====== Material supplied

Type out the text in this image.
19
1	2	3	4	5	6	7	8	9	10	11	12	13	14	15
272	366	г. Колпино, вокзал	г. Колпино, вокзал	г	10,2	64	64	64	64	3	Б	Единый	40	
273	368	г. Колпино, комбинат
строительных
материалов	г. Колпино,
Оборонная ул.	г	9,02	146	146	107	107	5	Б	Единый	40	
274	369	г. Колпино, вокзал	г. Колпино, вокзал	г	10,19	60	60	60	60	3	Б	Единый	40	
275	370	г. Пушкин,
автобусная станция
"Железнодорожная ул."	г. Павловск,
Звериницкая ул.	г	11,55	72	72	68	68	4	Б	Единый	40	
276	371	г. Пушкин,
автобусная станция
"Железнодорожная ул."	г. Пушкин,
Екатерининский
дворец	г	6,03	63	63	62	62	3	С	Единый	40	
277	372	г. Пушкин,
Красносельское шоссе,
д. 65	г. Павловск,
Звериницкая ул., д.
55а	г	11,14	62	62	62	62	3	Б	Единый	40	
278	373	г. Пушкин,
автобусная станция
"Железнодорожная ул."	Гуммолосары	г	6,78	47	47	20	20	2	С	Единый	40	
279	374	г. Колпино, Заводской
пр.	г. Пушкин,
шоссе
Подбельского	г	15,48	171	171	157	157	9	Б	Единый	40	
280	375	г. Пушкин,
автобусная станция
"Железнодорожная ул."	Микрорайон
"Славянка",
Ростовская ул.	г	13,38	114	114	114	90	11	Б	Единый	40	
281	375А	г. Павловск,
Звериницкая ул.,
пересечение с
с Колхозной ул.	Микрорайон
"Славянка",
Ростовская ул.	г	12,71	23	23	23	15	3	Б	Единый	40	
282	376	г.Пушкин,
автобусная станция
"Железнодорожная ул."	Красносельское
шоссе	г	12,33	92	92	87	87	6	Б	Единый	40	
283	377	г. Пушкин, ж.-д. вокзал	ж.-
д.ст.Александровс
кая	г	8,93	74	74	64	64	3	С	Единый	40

============

• _Goal_: Copy in full each line that holds the word "Павловск".

• _Answer in full_:
"Железнодорожная ул."	г. Павловск,
д. 65	г. Павловск,
281	375А	г. Павловск,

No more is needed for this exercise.